→ **EXERCISE DESCRIPTION**
Count the lines in the records below that contain the word "this", and reply with only that number.

→ **Items from a dataset**

______________________________

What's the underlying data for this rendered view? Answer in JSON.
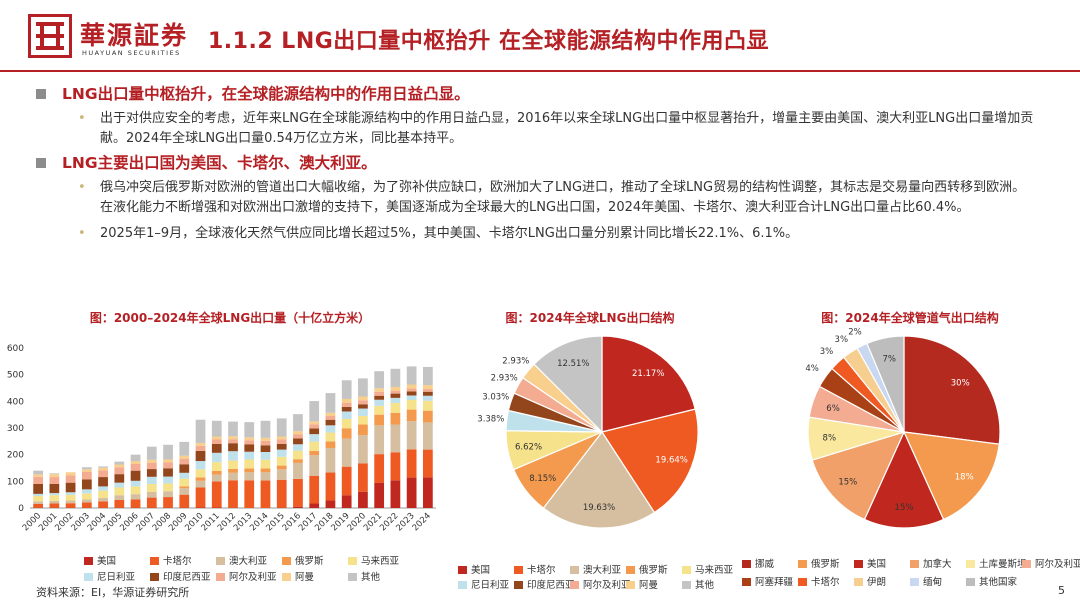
{
  "header": {
    "logo_text": "華源証券",
    "logo_sub": "HUAYUAN SECURITIES",
    "title": "1.1.2 LNG出口量中枢抬升 在全球能源结构中作用凸显"
  },
  "bullets": [
    {
      "heading": "LNG出口量中枢抬升，在全球能源结构中的作用日益凸显。",
      "subs": [
        "出于对供应安全的考虑，近年来LNG在全球能源结构中的作用日益凸显，2016年以来全球LNG出口量中枢显著抬升，增量主要由美国、澳大利亚LNG出口量增加贡献。2024年全球LNG出口量0.54万亿立方米，同比基本持平。"
      ]
    },
    {
      "heading": "LNG主要出口国为美国、卡塔尔、澳大利亚。",
      "subs": [
        "俄乌冲突后俄罗斯对欧洲的管道出口大幅收缩，为了弥补供应缺口，欧洲加大了LNG进口，推动了全球LNG贸易的结构性调整，其标志是交易量向西转移到欧洲。在液化能力不断增强和对欧洲出口激增的支持下，美国逐渐成为全球最大的LNG出口国，2024年美国、卡塔尔、澳大利亚合计LNG出口量占比60.4%。",
        "2025年1–9月，全球液化天然气供应同比增长超过5%，其中美国、卡塔尔LNG出口量分别累计同比增长22.1%、6.1%。"
      ]
    }
  ],
  "colors": {
    "美国": "#c0281f",
    "卡塔尔": "#ee5a22",
    "澳大利亚": "#d6bfa1",
    "俄罗斯": "#f39a4f",
    "马来西亚": "#f6e28a",
    "尼日利亚": "#bfe1ec",
    "印度尼西亚": "#93451c",
    "阿尔及利亚": "#f3ab91",
    "阿曼": "#f8cf8c",
    "其他": "#c4c4c4",
    "挪威": "#b42a1f",
    "加拿大": "#f0a068",
    "土库曼斯坦": "#fae89f",
    "阿塞拜疆": "#a94016",
    "伊朗": "#f6cf90",
    "缅甸": "#c8d8f0",
    "其他国家": "#bdbdbd"
  },
  "chart_data": [
    {
      "type": "bar",
      "stacked": true,
      "title": "图：2000–2024年全球LNG出口量（十亿立方米）",
      "categories": [
        "2000",
        "2001",
        "2002",
        "2003",
        "2004",
        "2005",
        "2006",
        "2007",
        "2008",
        "2009",
        "2010",
        "2011",
        "2012",
        "2013",
        "2014",
        "2015",
        "2016",
        "2017",
        "2018",
        "2019",
        "2020",
        "2021",
        "2022",
        "2023",
        "2024"
      ],
      "ylim": [
        0,
        600
      ],
      "yticks": [
        0,
        100,
        200,
        300,
        400,
        500,
        600
      ],
      "legend": [
        "美国",
        "卡塔尔",
        "澳大利亚",
        "俄罗斯",
        "马来西亚",
        "尼日利亚",
        "印度尼西亚",
        "阿尔及利亚",
        "阿曼",
        "其他"
      ],
      "series": [
        {
          "name": "美国",
          "values": [
            1,
            1,
            1,
            1,
            1,
            1,
            1,
            1,
            1,
            1,
            2,
            2,
            1,
            0,
            0,
            1,
            5,
            17,
            28,
            48,
            61,
            95,
            104,
            114,
            115
          ]
        },
        {
          "name": "卡塔尔",
          "values": [
            14,
            16,
            17,
            20,
            24,
            29,
            31,
            38,
            40,
            49,
            75,
            98,
            103,
            104,
            103,
            105,
            104,
            104,
            105,
            107,
            106,
            107,
            105,
            106,
            104
          ]
        },
        {
          "name": "澳大利亚",
          "values": [
            10,
            10,
            10,
            11,
            13,
            18,
            20,
            21,
            22,
            24,
            25,
            25,
            28,
            30,
            31,
            39,
            60,
            77,
            92,
            105,
            106,
            108,
            104,
            106,
            102
          ]
        },
        {
          "name": "俄罗斯",
          "values": [
            0,
            0,
            0,
            0,
            0,
            0,
            0,
            0,
            0,
            7,
            13,
            14,
            15,
            14,
            14,
            14,
            14,
            16,
            25,
            39,
            40,
            40,
            44,
            43,
            44
          ]
        },
        {
          "name": "马来西亚",
          "values": [
            20,
            21,
            21,
            23,
            27,
            29,
            29,
            30,
            29,
            29,
            30,
            33,
            31,
            34,
            33,
            33,
            32,
            35,
            33,
            35,
            32,
            33,
            37,
            36,
            37
          ]
        },
        {
          "name": "尼日利亚",
          "values": [
            8,
            8,
            10,
            15,
            16,
            18,
            21,
            27,
            26,
            22,
            31,
            35,
            35,
            29,
            29,
            27,
            24,
            28,
            27,
            28,
            28,
            23,
            19,
            17,
            19
          ]
        },
        {
          "name": "印度尼西亚",
          "values": [
            37,
            34,
            36,
            37,
            35,
            32,
            38,
            29,
            31,
            32,
            38,
            33,
            30,
            28,
            25,
            21,
            22,
            21,
            21,
            17,
            16,
            15,
            16,
            15,
            15
          ]
        },
        {
          "name": "阿尔及利亚",
          "values": [
            27,
            26,
            27,
            28,
            25,
            26,
            25,
            24,
            22,
            21,
            19,
            17,
            15,
            15,
            17,
            17,
            16,
            16,
            14,
            16,
            15,
            15,
            11,
            11,
            10
          ]
        },
        {
          "name": "阿曼",
          "values": [
            9,
            11,
            12,
            10,
            10,
            10,
            11,
            11,
            11,
            11,
            11,
            11,
            11,
            11,
            11,
            11,
            11,
            11,
            12,
            14,
            14,
            13,
            14,
            15,
            15
          ]
        },
        {
          "name": "其他",
          "values": [
            14,
            3,
            -23,
            8,
            5,
            11,
            24,
            49,
            55,
            52,
            87,
            59,
            55,
            57,
            64,
            68,
            64,
            76,
            74,
            70,
            68,
            64,
            68,
            68,
            68
          ]
        }
      ]
    },
    {
      "type": "pie",
      "title": "图：2024年全球LNG出口结构",
      "labels": [
        "美国",
        "卡塔尔",
        "澳大利亚",
        "俄罗斯",
        "马来西亚",
        "尼日利亚",
        "印度尼西亚",
        "阿尔及利亚",
        "阿曼",
        "其他"
      ],
      "values": [
        21.17,
        19.64,
        19.63,
        8.15,
        6.62,
        3.38,
        3.03,
        2.93,
        2.93,
        12.51
      ],
      "value_labels": [
        "21.17%",
        "19.64%",
        "19.63%",
        "8.15%",
        "6.62%",
        "3.38%",
        "3.03%",
        "2.93%",
        "2.93%",
        "12.51%"
      ]
    },
    {
      "type": "pie",
      "title": "图：2024年全球管道气出口结构",
      "labels": [
        "挪威",
        "俄罗斯",
        "美国",
        "加拿大",
        "土库曼斯坦",
        "阿尔及利亚",
        "阿塞拜疆",
        "卡塔尔",
        "伊朗",
        "缅甸",
        "其他国家"
      ],
      "values": [
        30,
        18,
        15,
        15,
        8,
        6,
        4,
        3,
        3,
        2,
        7
      ],
      "value_labels": [
        "30%",
        "18%",
        "15%",
        "15%",
        "8%",
        "6%",
        "4%",
        "3%",
        "3%",
        "2%",
        "7%"
      ]
    }
  ],
  "source": "资料来源：EI，华源证券研究所",
  "page_number": "5"
}
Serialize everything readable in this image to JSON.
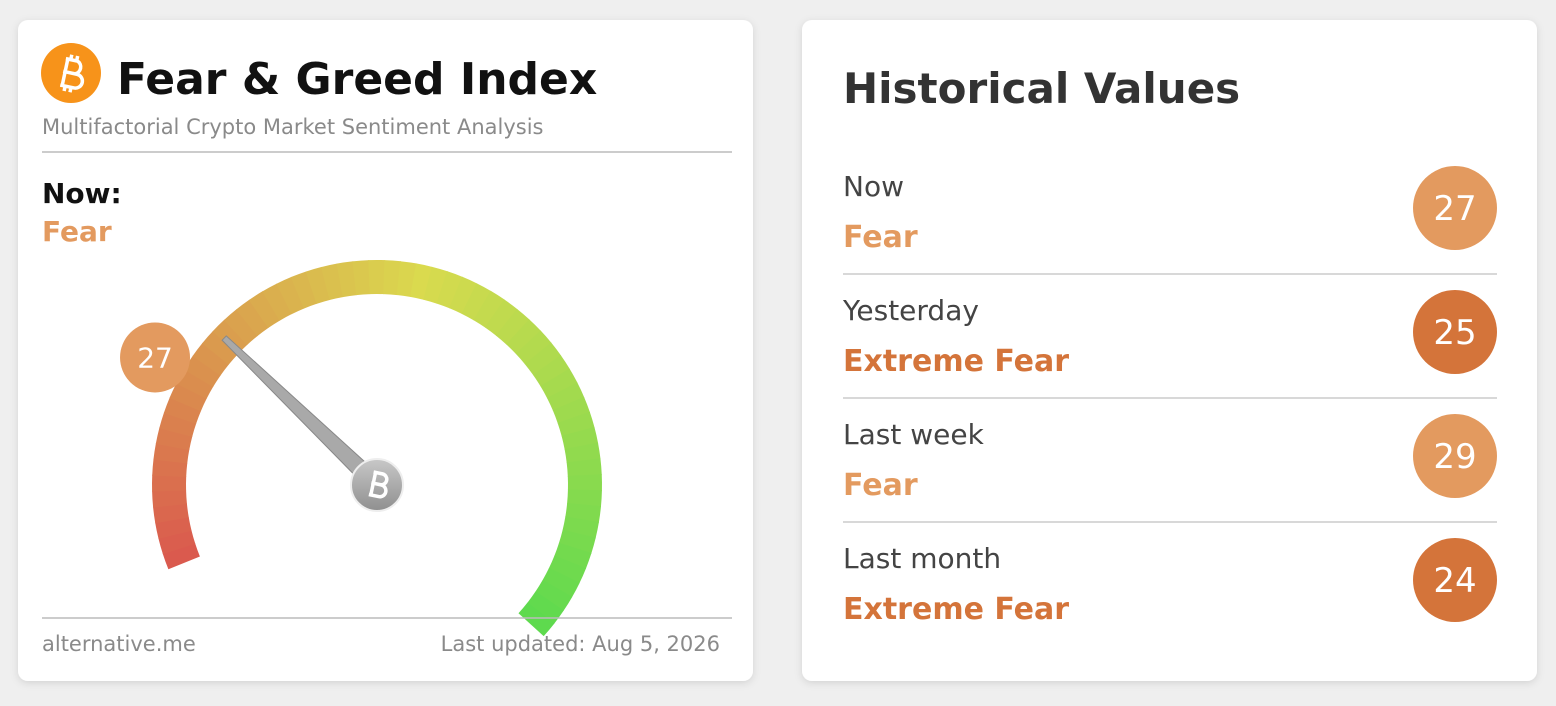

______________________________

→ **RESULT OF THE EXERCISE**
2